Aim of the exercise
All entries below are to be set down again, identical to the source.

>> begin

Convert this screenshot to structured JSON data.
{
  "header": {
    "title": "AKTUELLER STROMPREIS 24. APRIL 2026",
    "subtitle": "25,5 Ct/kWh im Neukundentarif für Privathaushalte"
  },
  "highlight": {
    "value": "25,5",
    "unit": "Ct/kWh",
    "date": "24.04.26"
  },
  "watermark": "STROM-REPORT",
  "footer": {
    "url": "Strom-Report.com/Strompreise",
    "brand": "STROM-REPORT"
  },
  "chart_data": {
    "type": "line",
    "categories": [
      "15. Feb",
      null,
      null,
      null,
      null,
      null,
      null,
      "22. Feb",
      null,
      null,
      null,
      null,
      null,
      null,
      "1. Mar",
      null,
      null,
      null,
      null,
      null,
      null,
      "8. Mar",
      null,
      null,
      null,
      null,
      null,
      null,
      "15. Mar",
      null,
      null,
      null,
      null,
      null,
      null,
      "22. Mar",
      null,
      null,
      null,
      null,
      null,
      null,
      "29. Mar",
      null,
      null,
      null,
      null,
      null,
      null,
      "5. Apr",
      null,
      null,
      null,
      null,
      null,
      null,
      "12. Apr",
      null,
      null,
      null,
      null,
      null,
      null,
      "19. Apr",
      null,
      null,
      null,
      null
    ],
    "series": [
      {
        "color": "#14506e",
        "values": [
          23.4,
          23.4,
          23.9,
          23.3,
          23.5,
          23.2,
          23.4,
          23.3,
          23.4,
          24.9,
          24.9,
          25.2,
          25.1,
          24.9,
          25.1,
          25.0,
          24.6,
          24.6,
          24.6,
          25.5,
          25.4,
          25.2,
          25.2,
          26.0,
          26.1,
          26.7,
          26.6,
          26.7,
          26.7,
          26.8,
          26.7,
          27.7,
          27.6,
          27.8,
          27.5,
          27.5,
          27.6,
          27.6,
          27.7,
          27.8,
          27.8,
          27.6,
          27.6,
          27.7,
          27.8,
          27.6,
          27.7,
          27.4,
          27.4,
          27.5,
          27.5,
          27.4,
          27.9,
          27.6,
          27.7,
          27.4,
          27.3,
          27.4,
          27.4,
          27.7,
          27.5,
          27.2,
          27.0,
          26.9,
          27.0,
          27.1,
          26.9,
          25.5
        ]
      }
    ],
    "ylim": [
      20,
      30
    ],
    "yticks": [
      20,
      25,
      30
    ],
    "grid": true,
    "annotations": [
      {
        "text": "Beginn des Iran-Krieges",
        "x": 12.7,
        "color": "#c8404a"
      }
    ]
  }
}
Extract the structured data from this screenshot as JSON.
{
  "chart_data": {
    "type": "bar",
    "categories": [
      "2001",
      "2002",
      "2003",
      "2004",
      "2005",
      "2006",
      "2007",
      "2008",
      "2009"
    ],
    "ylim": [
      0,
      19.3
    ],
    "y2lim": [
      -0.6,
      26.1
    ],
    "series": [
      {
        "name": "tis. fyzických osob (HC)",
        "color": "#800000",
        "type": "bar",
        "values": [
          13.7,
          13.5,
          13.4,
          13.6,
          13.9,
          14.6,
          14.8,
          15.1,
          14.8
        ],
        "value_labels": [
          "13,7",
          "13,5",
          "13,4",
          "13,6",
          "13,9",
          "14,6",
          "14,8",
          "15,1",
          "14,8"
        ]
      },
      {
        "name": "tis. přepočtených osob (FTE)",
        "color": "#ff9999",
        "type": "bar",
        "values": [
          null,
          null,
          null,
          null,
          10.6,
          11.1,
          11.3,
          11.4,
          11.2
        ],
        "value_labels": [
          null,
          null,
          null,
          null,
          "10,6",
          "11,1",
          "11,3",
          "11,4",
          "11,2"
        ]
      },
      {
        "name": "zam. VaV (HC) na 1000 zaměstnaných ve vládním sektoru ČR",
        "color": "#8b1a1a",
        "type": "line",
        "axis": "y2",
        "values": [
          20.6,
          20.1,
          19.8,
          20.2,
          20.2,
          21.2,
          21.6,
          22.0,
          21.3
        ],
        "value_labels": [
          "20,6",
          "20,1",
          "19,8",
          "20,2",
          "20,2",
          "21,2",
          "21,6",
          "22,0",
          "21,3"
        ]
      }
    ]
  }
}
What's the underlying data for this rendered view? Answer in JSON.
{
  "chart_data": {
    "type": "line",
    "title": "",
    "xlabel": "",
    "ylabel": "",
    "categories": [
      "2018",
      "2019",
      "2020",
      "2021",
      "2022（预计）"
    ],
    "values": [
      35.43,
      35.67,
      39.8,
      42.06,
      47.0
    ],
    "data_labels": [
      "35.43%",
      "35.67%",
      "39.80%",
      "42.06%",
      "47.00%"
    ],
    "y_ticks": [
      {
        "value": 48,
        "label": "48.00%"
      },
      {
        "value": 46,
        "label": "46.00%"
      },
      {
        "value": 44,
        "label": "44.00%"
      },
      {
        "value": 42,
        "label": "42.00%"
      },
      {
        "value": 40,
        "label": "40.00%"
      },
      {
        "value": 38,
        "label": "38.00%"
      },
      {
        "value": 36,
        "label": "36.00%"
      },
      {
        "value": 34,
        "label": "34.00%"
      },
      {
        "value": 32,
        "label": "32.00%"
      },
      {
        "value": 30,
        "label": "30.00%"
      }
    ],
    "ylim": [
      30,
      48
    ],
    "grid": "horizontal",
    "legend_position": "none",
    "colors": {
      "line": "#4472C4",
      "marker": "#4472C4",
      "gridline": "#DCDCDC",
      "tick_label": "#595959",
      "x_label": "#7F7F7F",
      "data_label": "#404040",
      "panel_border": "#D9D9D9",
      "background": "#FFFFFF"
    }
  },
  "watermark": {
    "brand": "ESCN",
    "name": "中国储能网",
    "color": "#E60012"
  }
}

>> end

Solution
Convert this screenshot to structured JSON data.
{
  "header": {
    "title": "AKTUELLER STROMPREIS 24. APRIL 2026",
    "subtitle": "25,5 Ct/kWh im Neukundentarif für Privathaushalte"
  },
  "highlight": {
    "value": "25,5",
    "unit": "Ct/kWh",
    "date": "24.04.26"
  },
  "watermark": "STROM-REPORT",
  "footer": {
    "url": "Strom-Report.com/Strompreise",
    "brand": "STROM-REPORT"
  },
  "chart_data": {
    "type": "line",
    "categories": [
      "15. Feb",
      null,
      null,
      null,
      null,
      null,
      null,
      "22. Feb",
      null,
      null,
      null,
      null,
      null,
      null,
      "1. Mar",
      null,
      null,
      null,
      null,
      null,
      null,
      "8. Mar",
      null,
      null,
      null,
      null,
      null,
      null,
      "15. Mar",
      null,
      null,
      null,
      null,
      null,
      null,
      "22. Mar",
      null,
      null,
      null,
      null,
      null,
      null,
      "29. Mar",
      null,
      null,
      null,
      null,
      null,
      null,
      "5. Apr",
      null,
      null,
      null,
      null,
      null,
      null,
      "12. Apr",
      null,
      null,
      null,
      null,
      null,
      null,
      "19. Apr",
      null,
      null,
      null,
      null
    ],
    "series": [
      {
        "color": "#14506e",
        "values": [
          23.4,
          23.4,
          23.9,
          23.3,
          23.5,
          23.2,
          23.4,
          23.3,
          23.4,
          24.9,
          24.9,
          25.2,
          25.1,
          24.9,
          25.1,
          25.0,
          24.6,
          24.6,
          24.6,
          25.5,
          25.4,
          25.2,
          25.2,
          26.0,
          26.1,
          26.7,
          26.6,
          26.7,
          26.7,
          26.8,
          26.7,
          27.7,
          27.6,
          27.8,
          27.5,
          27.5,
          27.6,
          27.6,
          27.7,
          27.8,
          27.8,
          27.6,
          27.6,
          27.7,
          27.8,
          27.6,
          27.7,
          27.4,
          27.4,
          27.5,
          27.5,
          27.4,
          27.9,
          27.6,
          27.7,
          27.4,
          27.3,
          27.4,
          27.4,
          27.7,
          27.5,
          27.2,
          27.0,
          26.9,
          27.0,
          27.1,
          26.9,
          25.5
        ]
      }
    ],
    "ylim": [
      20,
      30
    ],
    "yticks": [
      20,
      25,
      30
    ],
    "grid": true,
    "annotations": [
      {
        "text": "Beginn des Iran-Krieges",
        "x": 12.7,
        "color": "#c8404a"
      }
    ]
  }
}
Extract the structured data from this screenshot as JSON.
{
  "chart_data": {
    "type": "bar",
    "categories": [
      "2001",
      "2002",
      "2003",
      "2004",
      "2005",
      "2006",
      "2007",
      "2008",
      "2009"
    ],
    "ylim": [
      0,
      19.3
    ],
    "y2lim": [
      -0.6,
      26.1
    ],
    "series": [
      {
        "name": "tis. fyzických osob (HC)",
        "color": "#800000",
        "type": "bar",
        "values": [
          13.7,
          13.5,
          13.4,
          13.6,
          13.9,
          14.6,
          14.8,
          15.1,
          14.8
        ],
        "value_labels": [
          "13,7",
          "13,5",
          "13,4",
          "13,6",
          "13,9",
          "14,6",
          "14,8",
          "15,1",
          "14,8"
        ]
      },
      {
        "name": "tis. přepočtených osob (FTE)",
        "color": "#ff9999",
        "type": "bar",
        "values": [
          null,
          null,
          null,
          null,
          10.6,
          11.1,
          11.3,
          11.4,
          11.2
        ],
        "value_labels": [
          null,
          null,
          null,
          null,
          "10,6",
          "11,1",
          "11,3",
          "11,4",
          "11,2"
        ]
      },
      {
        "name": "zam. VaV (HC) na 1000 zaměstnaných ve vládním sektoru ČR",
        "color": "#8b1a1a",
        "type": "line",
        "axis": "y2",
        "values": [
          20.6,
          20.1,
          19.8,
          20.2,
          20.2,
          21.2,
          21.6,
          22.0,
          21.3
        ],
        "value_labels": [
          "20,6",
          "20,1",
          "19,8",
          "20,2",
          "20,2",
          "21,2",
          "21,6",
          "22,0",
          "21,3"
        ]
      }
    ]
  }
}
What's the underlying data for this rendered view? Answer in JSON.
{
  "chart_data": {
    "type": "line",
    "title": "",
    "xlabel": "",
    "ylabel": "",
    "categories": [
      "2018",
      "2019",
      "2020",
      "2021",
      "2022（预计）"
    ],
    "values": [
      35.43,
      35.67,
      39.8,
      42.06,
      47.0
    ],
    "data_labels": [
      "35.43%",
      "35.67%",
      "39.80%",
      "42.06%",
      "47.00%"
    ],
    "y_ticks": [
      {
        "value": 48,
        "label": "48.00%"
      },
      {
        "value": 46,
        "label": "46.00%"
      },
      {
        "value": 44,
        "label": "44.00%"
      },
      {
        "value": 42,
        "label": "42.00%"
      },
      {
        "value": 40,
        "label": "40.00%"
      },
      {
        "value": 38,
        "label": "38.00%"
      },
      {
        "value": 36,
        "label": "36.00%"
      },
      {
        "value": 34,
        "label": "34.00%"
      },
      {
        "value": 32,
        "label": "32.00%"
      },
      {
        "value": 30,
        "label": "30.00%"
      }
    ],
    "ylim": [
      30,
      48
    ],
    "grid": "horizontal",
    "legend_position": "none",
    "colors": {
      "line": "#4472C4",
      "marker": "#4472C4",
      "gridline": "#DCDCDC",
      "tick_label": "#595959",
      "x_label": "#7F7F7F",
      "data_label": "#404040",
      "panel_border": "#D9D9D9",
      "background": "#FFFFFF"
    }
  },
  "watermark": {
    "brand": "ESCN",
    "name": "中国储能网",
    "color": "#E60012"
  }
}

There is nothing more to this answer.